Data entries
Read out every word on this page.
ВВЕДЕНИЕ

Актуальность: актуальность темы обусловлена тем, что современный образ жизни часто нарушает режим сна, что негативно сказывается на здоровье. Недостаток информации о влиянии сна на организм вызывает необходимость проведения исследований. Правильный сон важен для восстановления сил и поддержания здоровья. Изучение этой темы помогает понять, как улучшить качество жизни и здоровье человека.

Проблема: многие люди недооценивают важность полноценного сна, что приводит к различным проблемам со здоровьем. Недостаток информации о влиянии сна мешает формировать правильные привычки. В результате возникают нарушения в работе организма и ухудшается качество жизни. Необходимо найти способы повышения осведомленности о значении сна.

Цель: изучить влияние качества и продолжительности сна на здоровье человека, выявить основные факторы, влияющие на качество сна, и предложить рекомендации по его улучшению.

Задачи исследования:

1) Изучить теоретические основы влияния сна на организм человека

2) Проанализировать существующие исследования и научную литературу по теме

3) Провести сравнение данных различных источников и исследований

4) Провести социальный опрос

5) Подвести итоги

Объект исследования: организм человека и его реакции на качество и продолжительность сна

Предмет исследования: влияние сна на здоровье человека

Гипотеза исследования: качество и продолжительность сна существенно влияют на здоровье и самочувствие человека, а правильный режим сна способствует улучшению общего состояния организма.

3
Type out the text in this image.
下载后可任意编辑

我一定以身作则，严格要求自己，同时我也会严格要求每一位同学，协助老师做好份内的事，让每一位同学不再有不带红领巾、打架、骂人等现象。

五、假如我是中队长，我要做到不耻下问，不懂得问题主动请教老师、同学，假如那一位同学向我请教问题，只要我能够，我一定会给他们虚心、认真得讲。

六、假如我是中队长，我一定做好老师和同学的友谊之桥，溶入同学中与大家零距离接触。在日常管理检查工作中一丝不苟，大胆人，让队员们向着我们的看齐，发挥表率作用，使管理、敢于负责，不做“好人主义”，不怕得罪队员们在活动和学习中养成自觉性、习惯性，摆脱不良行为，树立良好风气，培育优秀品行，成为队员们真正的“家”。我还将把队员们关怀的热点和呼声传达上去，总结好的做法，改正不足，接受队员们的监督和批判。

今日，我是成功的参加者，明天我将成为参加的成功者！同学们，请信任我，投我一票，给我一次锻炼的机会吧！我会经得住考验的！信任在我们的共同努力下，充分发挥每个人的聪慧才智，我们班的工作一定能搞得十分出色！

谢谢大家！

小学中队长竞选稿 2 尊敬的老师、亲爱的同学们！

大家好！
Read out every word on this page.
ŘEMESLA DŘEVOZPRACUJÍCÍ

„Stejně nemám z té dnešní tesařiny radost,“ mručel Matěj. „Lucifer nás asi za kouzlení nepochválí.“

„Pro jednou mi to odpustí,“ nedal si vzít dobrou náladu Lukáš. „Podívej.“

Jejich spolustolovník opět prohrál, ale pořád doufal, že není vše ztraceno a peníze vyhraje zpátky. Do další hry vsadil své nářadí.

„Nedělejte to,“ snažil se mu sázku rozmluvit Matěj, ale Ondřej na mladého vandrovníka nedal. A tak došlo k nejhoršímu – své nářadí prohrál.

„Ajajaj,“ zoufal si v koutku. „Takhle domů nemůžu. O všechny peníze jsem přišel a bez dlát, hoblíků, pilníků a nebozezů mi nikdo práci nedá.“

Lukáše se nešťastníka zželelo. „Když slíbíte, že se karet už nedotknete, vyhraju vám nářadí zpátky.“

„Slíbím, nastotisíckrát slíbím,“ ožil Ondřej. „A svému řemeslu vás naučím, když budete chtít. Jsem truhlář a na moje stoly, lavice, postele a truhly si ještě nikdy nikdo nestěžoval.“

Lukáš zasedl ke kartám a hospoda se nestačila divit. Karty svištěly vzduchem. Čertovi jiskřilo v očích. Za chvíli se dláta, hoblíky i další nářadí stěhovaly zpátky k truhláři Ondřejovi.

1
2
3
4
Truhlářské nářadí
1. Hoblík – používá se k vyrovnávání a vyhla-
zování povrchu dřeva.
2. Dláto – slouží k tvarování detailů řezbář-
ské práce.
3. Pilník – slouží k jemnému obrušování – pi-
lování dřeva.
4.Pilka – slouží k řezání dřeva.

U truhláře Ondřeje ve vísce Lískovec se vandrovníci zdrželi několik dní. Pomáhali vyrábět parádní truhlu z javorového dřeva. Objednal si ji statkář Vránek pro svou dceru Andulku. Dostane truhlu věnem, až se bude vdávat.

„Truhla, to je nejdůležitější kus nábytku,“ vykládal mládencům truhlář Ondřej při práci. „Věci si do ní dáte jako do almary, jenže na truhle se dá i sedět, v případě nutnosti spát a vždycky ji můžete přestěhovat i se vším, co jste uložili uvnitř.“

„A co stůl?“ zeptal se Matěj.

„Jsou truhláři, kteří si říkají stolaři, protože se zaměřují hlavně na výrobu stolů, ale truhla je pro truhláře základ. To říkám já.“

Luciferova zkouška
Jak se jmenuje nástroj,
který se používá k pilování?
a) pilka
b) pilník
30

## Your instructions
Above are lines of data; state how many of them contain the word "peníze", with no other output.

## Response for this exercise
2